▶ Exercise description
Read the records below. Copy each line where the string "dich" occurs.

▶ Records for processing
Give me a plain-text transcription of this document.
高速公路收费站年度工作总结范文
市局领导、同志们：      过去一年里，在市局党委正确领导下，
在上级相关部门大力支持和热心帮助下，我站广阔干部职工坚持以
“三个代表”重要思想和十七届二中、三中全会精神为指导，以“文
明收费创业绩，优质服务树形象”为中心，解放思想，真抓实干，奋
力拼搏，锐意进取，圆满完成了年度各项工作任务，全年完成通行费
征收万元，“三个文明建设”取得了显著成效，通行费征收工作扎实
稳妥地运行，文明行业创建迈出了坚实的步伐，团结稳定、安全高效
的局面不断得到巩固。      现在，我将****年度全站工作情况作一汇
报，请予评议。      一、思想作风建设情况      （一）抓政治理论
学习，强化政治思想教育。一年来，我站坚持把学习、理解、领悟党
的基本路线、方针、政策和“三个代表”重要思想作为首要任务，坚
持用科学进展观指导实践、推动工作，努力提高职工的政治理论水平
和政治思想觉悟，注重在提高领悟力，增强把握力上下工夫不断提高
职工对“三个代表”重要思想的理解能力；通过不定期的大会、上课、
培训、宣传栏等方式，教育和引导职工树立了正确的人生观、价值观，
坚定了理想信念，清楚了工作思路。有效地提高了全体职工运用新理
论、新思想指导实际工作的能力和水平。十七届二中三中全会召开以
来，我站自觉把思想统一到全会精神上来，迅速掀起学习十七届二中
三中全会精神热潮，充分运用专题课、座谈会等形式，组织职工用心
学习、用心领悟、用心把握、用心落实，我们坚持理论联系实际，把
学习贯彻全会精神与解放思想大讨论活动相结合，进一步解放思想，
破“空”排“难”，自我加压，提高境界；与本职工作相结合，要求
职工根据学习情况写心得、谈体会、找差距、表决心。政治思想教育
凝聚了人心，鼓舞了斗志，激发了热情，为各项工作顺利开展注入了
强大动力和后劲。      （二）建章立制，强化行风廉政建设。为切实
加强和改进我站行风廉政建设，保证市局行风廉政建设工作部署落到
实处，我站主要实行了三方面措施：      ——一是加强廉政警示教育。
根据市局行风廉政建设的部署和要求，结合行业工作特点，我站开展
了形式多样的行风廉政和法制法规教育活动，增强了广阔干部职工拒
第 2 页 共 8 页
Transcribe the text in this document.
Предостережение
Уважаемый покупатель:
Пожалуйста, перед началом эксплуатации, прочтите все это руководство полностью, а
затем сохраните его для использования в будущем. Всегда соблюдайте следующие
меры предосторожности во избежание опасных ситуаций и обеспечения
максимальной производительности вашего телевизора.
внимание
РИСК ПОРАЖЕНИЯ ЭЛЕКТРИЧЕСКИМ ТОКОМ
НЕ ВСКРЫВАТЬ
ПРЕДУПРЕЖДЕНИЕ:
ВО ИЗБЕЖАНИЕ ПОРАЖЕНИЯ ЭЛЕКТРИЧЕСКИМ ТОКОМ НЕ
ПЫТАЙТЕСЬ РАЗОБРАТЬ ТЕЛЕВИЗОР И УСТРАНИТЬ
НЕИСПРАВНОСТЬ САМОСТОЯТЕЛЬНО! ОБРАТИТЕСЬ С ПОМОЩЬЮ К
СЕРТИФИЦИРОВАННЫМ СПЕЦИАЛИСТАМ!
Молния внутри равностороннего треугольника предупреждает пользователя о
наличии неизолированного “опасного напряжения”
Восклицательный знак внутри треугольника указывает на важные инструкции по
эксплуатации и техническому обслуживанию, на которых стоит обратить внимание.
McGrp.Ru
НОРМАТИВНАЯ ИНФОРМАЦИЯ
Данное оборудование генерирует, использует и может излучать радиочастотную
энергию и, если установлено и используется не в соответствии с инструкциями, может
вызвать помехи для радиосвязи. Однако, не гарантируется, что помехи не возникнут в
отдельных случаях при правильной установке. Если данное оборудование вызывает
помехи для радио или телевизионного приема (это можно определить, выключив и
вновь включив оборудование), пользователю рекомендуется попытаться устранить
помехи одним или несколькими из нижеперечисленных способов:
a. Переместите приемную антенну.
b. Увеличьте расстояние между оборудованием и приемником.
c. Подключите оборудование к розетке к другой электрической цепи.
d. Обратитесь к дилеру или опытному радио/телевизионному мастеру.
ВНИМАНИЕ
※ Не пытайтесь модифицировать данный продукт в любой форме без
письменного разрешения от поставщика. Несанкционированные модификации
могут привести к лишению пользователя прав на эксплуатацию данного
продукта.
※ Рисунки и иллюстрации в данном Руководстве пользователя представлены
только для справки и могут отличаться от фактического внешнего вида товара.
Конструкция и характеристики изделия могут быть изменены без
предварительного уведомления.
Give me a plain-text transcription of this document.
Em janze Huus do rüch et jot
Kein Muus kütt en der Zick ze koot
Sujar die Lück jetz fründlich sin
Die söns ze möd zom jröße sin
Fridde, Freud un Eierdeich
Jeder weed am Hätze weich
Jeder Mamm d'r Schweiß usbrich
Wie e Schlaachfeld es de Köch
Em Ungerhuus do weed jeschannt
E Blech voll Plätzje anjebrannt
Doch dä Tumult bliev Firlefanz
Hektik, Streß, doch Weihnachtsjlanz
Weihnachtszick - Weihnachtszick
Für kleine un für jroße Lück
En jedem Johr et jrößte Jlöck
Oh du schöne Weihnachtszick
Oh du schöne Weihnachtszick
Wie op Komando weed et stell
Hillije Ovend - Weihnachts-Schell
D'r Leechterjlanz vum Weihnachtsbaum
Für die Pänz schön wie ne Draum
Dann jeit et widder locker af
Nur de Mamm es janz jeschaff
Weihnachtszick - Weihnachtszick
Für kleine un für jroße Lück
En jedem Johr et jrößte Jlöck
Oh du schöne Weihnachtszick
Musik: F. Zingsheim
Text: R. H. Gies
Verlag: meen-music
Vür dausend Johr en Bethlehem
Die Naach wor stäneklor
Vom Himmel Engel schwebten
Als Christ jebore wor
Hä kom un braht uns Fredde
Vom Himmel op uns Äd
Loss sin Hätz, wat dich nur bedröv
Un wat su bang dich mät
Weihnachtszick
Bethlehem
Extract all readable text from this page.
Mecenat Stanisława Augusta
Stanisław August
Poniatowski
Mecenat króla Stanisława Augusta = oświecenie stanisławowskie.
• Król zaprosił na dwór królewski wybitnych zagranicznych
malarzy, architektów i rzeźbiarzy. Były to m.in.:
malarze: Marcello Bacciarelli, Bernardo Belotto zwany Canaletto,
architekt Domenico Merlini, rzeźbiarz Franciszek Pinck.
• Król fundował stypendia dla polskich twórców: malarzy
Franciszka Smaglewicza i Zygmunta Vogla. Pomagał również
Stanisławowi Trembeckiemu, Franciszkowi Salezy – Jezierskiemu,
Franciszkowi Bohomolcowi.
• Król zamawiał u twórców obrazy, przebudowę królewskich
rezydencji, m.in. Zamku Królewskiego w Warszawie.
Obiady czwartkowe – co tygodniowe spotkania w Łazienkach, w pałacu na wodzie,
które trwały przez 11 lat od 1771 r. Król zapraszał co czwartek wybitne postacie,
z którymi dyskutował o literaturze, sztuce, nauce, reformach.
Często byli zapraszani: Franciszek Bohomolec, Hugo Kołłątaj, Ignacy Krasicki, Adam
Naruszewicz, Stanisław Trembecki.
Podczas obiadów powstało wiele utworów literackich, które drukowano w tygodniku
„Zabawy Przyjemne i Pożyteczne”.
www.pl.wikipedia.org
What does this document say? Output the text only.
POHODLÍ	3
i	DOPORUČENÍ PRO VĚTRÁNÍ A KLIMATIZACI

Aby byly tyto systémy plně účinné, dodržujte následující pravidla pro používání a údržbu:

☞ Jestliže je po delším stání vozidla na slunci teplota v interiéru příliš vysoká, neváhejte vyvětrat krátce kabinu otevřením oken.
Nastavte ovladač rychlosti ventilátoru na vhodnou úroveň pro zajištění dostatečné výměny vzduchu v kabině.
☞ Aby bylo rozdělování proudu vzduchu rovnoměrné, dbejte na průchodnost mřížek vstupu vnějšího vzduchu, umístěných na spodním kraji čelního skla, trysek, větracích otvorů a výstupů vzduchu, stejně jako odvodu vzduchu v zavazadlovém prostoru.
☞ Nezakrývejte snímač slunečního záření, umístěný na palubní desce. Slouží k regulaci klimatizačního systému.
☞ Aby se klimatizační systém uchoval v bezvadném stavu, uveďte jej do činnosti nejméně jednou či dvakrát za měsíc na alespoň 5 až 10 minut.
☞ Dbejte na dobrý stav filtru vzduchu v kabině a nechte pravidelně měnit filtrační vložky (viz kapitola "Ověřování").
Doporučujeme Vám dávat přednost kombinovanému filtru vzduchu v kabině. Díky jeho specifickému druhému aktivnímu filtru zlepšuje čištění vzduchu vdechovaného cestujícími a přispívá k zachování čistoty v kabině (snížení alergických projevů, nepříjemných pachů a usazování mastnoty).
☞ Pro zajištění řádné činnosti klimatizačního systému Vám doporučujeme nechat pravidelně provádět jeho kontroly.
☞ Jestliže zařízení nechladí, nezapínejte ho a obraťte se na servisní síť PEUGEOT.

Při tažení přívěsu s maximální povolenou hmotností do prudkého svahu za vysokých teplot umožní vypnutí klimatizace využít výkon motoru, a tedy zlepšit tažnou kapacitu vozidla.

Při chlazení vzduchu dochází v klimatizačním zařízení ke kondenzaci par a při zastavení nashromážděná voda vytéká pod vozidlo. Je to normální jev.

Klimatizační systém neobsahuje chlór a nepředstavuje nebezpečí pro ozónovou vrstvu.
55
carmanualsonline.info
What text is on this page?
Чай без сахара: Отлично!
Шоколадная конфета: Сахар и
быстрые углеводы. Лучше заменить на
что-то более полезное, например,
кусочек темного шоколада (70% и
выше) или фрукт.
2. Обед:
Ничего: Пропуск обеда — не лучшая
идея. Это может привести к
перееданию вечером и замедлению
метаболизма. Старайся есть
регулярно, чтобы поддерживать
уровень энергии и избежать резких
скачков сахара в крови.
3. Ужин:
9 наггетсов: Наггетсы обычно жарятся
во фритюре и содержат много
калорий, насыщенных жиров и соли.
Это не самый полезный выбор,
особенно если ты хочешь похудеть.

▶ Response to the task
Loss sin Hätz, wat dich nur bedröv
Un wat su bang dich mät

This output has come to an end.